> What you should do
Copy the records that follow exactly as written, but not their pictures.
^^^^^^^^^^^^^^^^
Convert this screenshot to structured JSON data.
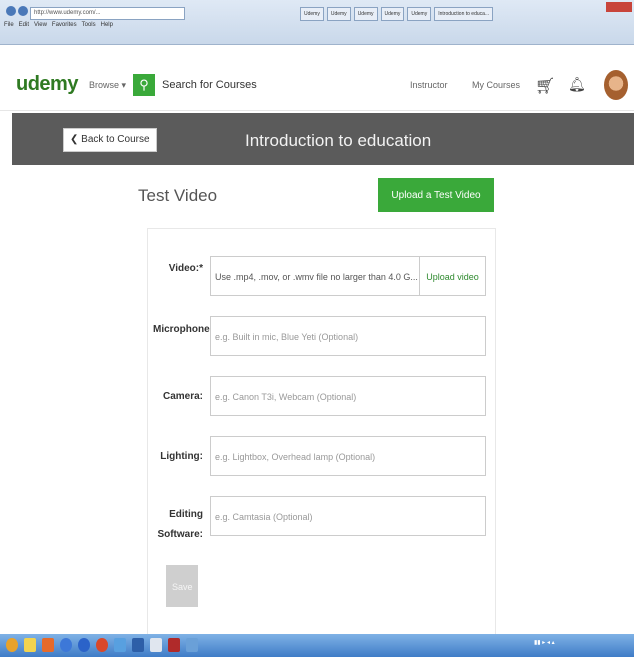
{
  "browser": {
    "address": "http://www.udemy.com/...",
    "menu": [
      "File",
      "Edit",
      "View",
      "Favorites",
      "Tools",
      "Help"
    ],
    "tabs": [
      "Udemy",
      "Udemy",
      "Udemy",
      "Udemy",
      "Udemy",
      "Introduction to educa..."
    ]
  },
  "header": {
    "logo": "udemy",
    "browse": "Browse ▾",
    "search_placeholder": "Search for Courses",
    "instructor": "Instructor",
    "my_courses": "My Courses"
  },
  "course_bar": {
    "back_label": "❮ Back to Course",
    "title": "Introduction to education"
  },
  "section": {
    "title": "Test Video",
    "upload_test_label": "Upload a Test Video"
  },
  "form": {
    "video_label": "Video:*",
    "video_value": "Use .mp4, .mov, or .wmv file no larger than 4.0 G...",
    "upload_video_label": "Upload video",
    "microphone_label": "Microphone:",
    "microphone_placeholder": "e.g. Built in mic, Blue Yeti (Optional)",
    "camera_label": "Camera:",
    "camera_placeholder": "e.g. Canon T3i, Webcam (Optional)",
    "lighting_label": "Lighting:",
    "lighting_placeholder": "e.g. Lightbox, Overhead lamp (Optional)",
    "editing_label_1": "Editing",
    "editing_label_2": "Software:",
    "editing_placeholder": "e.g. Camtasia (Optional)",
    "save_label": "Save"
  },
  "colors": {
    "brand_green": "#3aa93a",
    "course_bar": "#5b5b5b"
  }
}
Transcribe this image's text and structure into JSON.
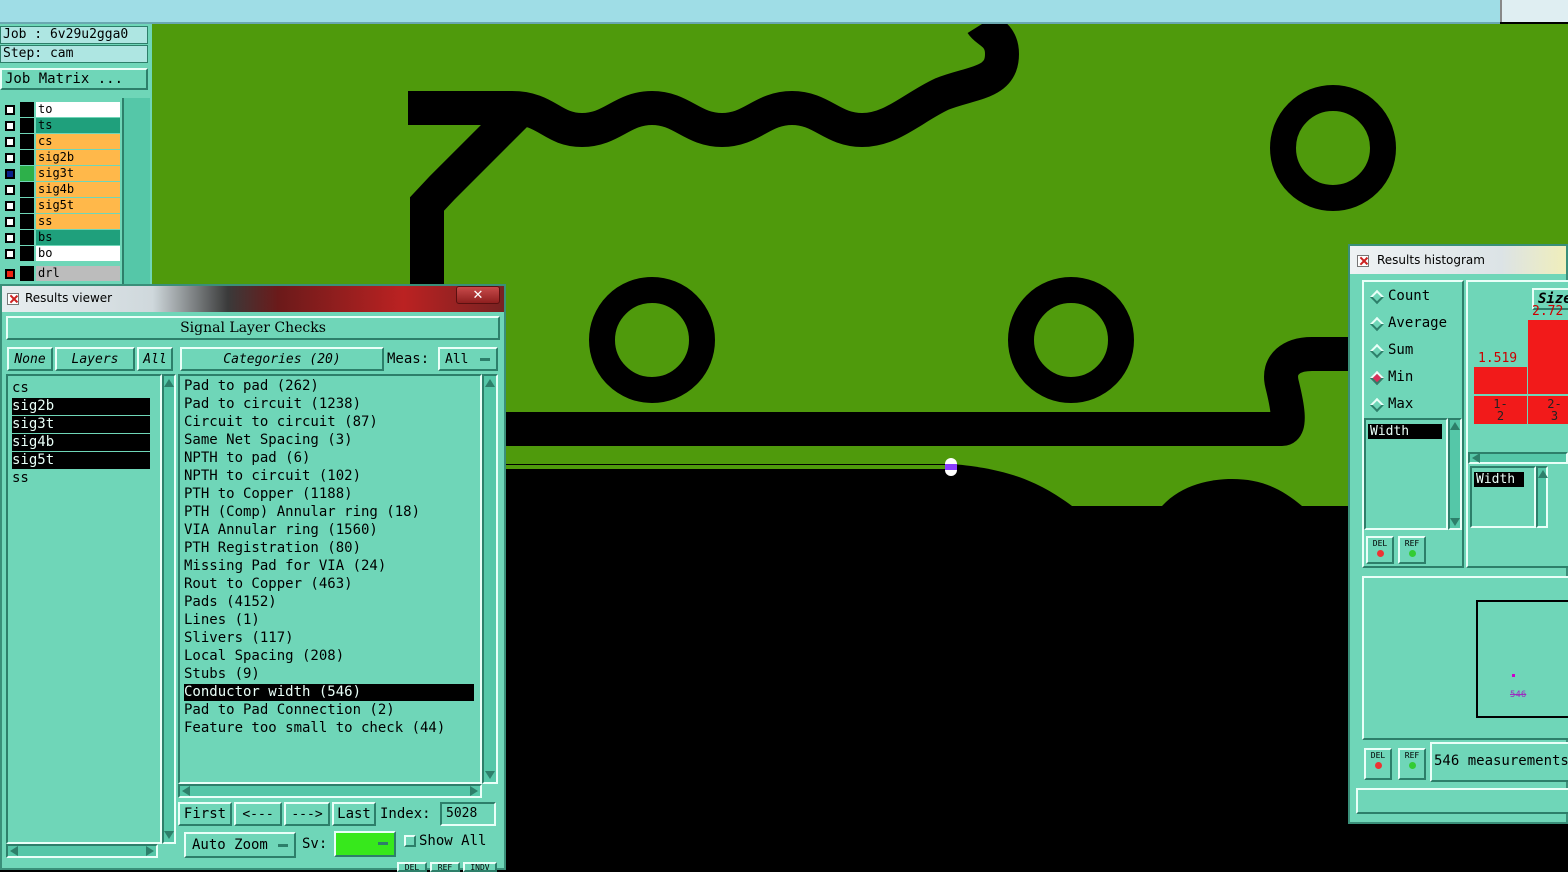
{
  "job_panel": {
    "job_label": "Job : 6v29u2gga0",
    "step_label": "Step: cam",
    "job_matrix_button": "Job Matrix ..."
  },
  "layers": [
    {
      "name": "to",
      "bg": "#ffffff",
      "checked": false
    },
    {
      "name": "ts",
      "bg": "#1fa07c",
      "checked": false
    },
    {
      "name": "cs",
      "bg": "#ffb84a",
      "checked": false
    },
    {
      "name": "sig2b",
      "bg": "#ffb84a",
      "checked": false
    },
    {
      "name": "sig3t",
      "bg": "#ffb84a",
      "checked": true
    },
    {
      "name": "sig4b",
      "bg": "#ffb84a",
      "checked": false
    },
    {
      "name": "sig5t",
      "bg": "#ffb84a",
      "checked": false
    },
    {
      "name": "ss",
      "bg": "#ffb84a",
      "checked": false
    },
    {
      "name": "bs",
      "bg": "#1fa07c",
      "checked": false
    },
    {
      "name": "bo",
      "bg": "#ffffff",
      "checked": false
    },
    {
      "name": "drl",
      "bg": "#bcbcbc",
      "checked": false
    }
  ],
  "results_viewer": {
    "window_title": "Results viewer",
    "close_symbol": "✕",
    "section_title": "Signal Layer Checks",
    "none_button": "None",
    "layers_button": "Layers",
    "all_button": "All",
    "categories_button": "Categories (20)",
    "meas_label": "Meas:",
    "meas_value": "All",
    "layer_items": [
      {
        "label": "cs",
        "selected": false
      },
      {
        "label": "sig2b",
        "selected": true
      },
      {
        "label": "sig3t",
        "selected": true
      },
      {
        "label": "sig4b",
        "selected": true
      },
      {
        "label": "sig5t",
        "selected": true
      },
      {
        "label": "ss",
        "selected": false
      }
    ],
    "categories": [
      {
        "label": "Pad to pad (262)",
        "selected": false
      },
      {
        "label": "Pad to circuit (1238)",
        "selected": false
      },
      {
        "label": "Circuit to circuit (87)",
        "selected": false
      },
      {
        "label": "Same Net Spacing (3)",
        "selected": false
      },
      {
        "label": "NPTH to pad (6)",
        "selected": false
      },
      {
        "label": "NPTH to circuit (102)",
        "selected": false
      },
      {
        "label": "PTH to Copper (1188)",
        "selected": false
      },
      {
        "label": "PTH (Comp) Annular ring (18)",
        "selected": false
      },
      {
        "label": "VIA Annular ring (1560)",
        "selected": false
      },
      {
        "label": "PTH Registration (80)",
        "selected": false
      },
      {
        "label": "Missing Pad for VIA (24)",
        "selected": false
      },
      {
        "label": "Rout to Copper (463)",
        "selected": false
      },
      {
        "label": "Pads (4152)",
        "selected": false
      },
      {
        "label": "Lines (1)",
        "selected": false
      },
      {
        "label": "Slivers (117)",
        "selected": false
      },
      {
        "label": "Local Spacing (208)",
        "selected": false
      },
      {
        "label": "Stubs (9)",
        "selected": false
      },
      {
        "label": "Conductor width (546)",
        "selected": true
      },
      {
        "label": "Pad to Pad Connection (2)",
        "selected": false
      },
      {
        "label": "Feature too small to check (44)",
        "selected": false
      }
    ],
    "nav": {
      "first": "First",
      "prev": "<---",
      "next": "--->",
      "last": "Last",
      "index_label": "Index:",
      "index_value": "5028"
    },
    "auto_zoom": "Auto Zoom",
    "sv_label": "Sv:",
    "show_all": "Show All",
    "bottom_buttons": [
      "DEL",
      "REF",
      "INDV"
    ]
  },
  "histogram": {
    "window_title": "Results histogram",
    "stats": [
      {
        "label": "Count",
        "on": false
      },
      {
        "label": "Average",
        "on": false
      },
      {
        "label": "Sum",
        "on": false
      },
      {
        "label": "Min",
        "on": true
      },
      {
        "label": "Max",
        "on": false
      }
    ],
    "measure_item": "Width",
    "measure_item2": "Width",
    "size_button": "Size",
    "del_label": "DEL",
    "ref_label": "REF",
    "bar_values": [
      "1.519",
      "2.72"
    ],
    "bar_heights": [
      1.519,
      2.72
    ],
    "bins": [
      "1-\n2",
      "2-\n3"
    ],
    "measurements_text": "546 measurements",
    "preview_label": "546"
  },
  "colors": {
    "panel": "#6fd6b8",
    "board_green": "#4f9a0c",
    "selection": "#000000",
    "hist_bar": "#f21a1a",
    "sv_swatch": "#37e81c"
  }
}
^^^^^^^^^^^^^^^^
> Final answer
Convert this screenshot to structured JSON data.
{
  "browser": {
    "address": "http://www.udemy.com/...",
    "menu": [
      "File",
      "Edit",
      "View",
      "Favorites",
      "Tools",
      "Help"
    ],
    "tabs": [
      "Udemy",
      "Udemy",
      "Udemy",
      "Udemy",
      "Udemy",
      "Introduction to educa..."
    ]
  },
  "header": {
    "logo": "udemy",
    "browse": "Browse ▾",
    "search_placeholder": "Search for Courses",
    "instructor": "Instructor",
    "my_courses": "My Courses"
  },
  "course_bar": {
    "back_label": "❮ Back to Course",
    "title": "Introduction to education"
  },
  "section": {
    "title": "Test Video",
    "upload_test_label": "Upload a Test Video"
  },
  "form": {
    "video_label": "Video:*",
    "video_value": "Use .mp4, .mov, or .wmv file no larger than 4.0 G...",
    "upload_video_label": "Upload video",
    "microphone_label": "Microphone:",
    "microphone_placeholder": "e.g. Built in mic, Blue Yeti (Optional)",
    "camera_label": "Camera:",
    "camera_placeholder": "e.g. Canon T3i, Webcam (Optional)",
    "lighting_label": "Lighting:",
    "lighting_placeholder": "e.g. Lightbox, Overhead lamp (Optional)",
    "editing_label_1": "Editing",
    "editing_label_2": "Software:",
    "editing_placeholder": "e.g. Camtasia (Optional)",
    "save_label": "Save"
  },
  "colors": {
    "brand_green": "#3aa93a",
    "course_bar": "#5b5b5b"
  }
}
Transcribe this image's text and structure into JSON.
{
  "job_panel": {
    "job_label": "Job : 6v29u2gga0",
    "step_label": "Step: cam",
    "job_matrix_button": "Job Matrix ..."
  },
  "layers": [
    {
      "name": "to",
      "bg": "#ffffff",
      "checked": false
    },
    {
      "name": "ts",
      "bg": "#1fa07c",
      "checked": false
    },
    {
      "name": "cs",
      "bg": "#ffb84a",
      "checked": false
    },
    {
      "name": "sig2b",
      "bg": "#ffb84a",
      "checked": false
    },
    {
      "name": "sig3t",
      "bg": "#ffb84a",
      "checked": true
    },
    {
      "name": "sig4b",
      "bg": "#ffb84a",
      "checked": false
    },
    {
      "name": "sig5t",
      "bg": "#ffb84a",
      "checked": false
    },
    {
      "name": "ss",
      "bg": "#ffb84a",
      "checked": false
    },
    {
      "name": "bs",
      "bg": "#1fa07c",
      "checked": false
    },
    {
      "name": "bo",
      "bg": "#ffffff",
      "checked": false
    },
    {
      "name": "drl",
      "bg": "#bcbcbc",
      "checked": false
    }
  ],
  "results_viewer": {
    "window_title": "Results viewer",
    "close_symbol": "✕",
    "section_title": "Signal Layer Checks",
    "none_button": "None",
    "layers_button": "Layers",
    "all_button": "All",
    "categories_button": "Categories (20)",
    "meas_label": "Meas:",
    "meas_value": "All",
    "layer_items": [
      {
        "label": "cs",
        "selected": false
      },
      {
        "label": "sig2b",
        "selected": true
      },
      {
        "label": "sig3t",
        "selected": true
      },
      {
        "label": "sig4b",
        "selected": true
      },
      {
        "label": "sig5t",
        "selected": true
      },
      {
        "label": "ss",
        "selected": false
      }
    ],
    "categories": [
      {
        "label": "Pad to pad (262)",
        "selected": false
      },
      {
        "label": "Pad to circuit (1238)",
        "selected": false
      },
      {
        "label": "Circuit to circuit (87)",
        "selected": false
      },
      {
        "label": "Same Net Spacing (3)",
        "selected": false
      },
      {
        "label": "NPTH to pad (6)",
        "selected": false
      },
      {
        "label": "NPTH to circuit (102)",
        "selected": false
      },
      {
        "label": "PTH to Copper (1188)",
        "selected": false
      },
      {
        "label": "PTH (Comp) Annular ring (18)",
        "selected": false
      },
      {
        "label": "VIA Annular ring (1560)",
        "selected": false
      },
      {
        "label": "PTH Registration (80)",
        "selected": false
      },
      {
        "label": "Missing Pad for VIA (24)",
        "selected": false
      },
      {
        "label": "Rout to Copper (463)",
        "selected": false
      },
      {
        "label": "Pads (4152)",
        "selected": false
      },
      {
        "label": "Lines (1)",
        "selected": false
      },
      {
        "label": "Slivers (117)",
        "selected": false
      },
      {
        "label": "Local Spacing (208)",
        "selected": false
      },
      {
        "label": "Stubs (9)",
        "selected": false
      },
      {
        "label": "Conductor width (546)",
        "selected": true
      },
      {
        "label": "Pad to Pad Connection (2)",
        "selected": false
      },
      {
        "label": "Feature too small to check (44)",
        "selected": false
      }
    ],
    "nav": {
      "first": "First",
      "prev": "<---",
      "next": "--->",
      "last": "Last",
      "index_label": "Index:",
      "index_value": "5028"
    },
    "auto_zoom": "Auto Zoom",
    "sv_label": "Sv:",
    "show_all": "Show All",
    "bottom_buttons": [
      "DEL",
      "REF",
      "INDV"
    ]
  },
  "histogram": {
    "window_title": "Results histogram",
    "stats": [
      {
        "label": "Count",
        "on": false
      },
      {
        "label": "Average",
        "on": false
      },
      {
        "label": "Sum",
        "on": false
      },
      {
        "label": "Min",
        "on": true
      },
      {
        "label": "Max",
        "on": false
      }
    ],
    "measure_item": "Width",
    "measure_item2": "Width",
    "size_button": "Size",
    "del_label": "DEL",
    "ref_label": "REF",
    "bar_values": [
      "1.519",
      "2.72"
    ],
    "bar_heights": [
      1.519,
      2.72
    ],
    "bins": [
      "1-\n2",
      "2-\n3"
    ],
    "measurements_text": "546 measurements",
    "preview_label": "546"
  },
  "colors": {
    "panel": "#6fd6b8",
    "board_green": "#4f9a0c",
    "selection": "#000000",
    "hist_bar": "#f21a1a",
    "sv_swatch": "#37e81c"
  }
}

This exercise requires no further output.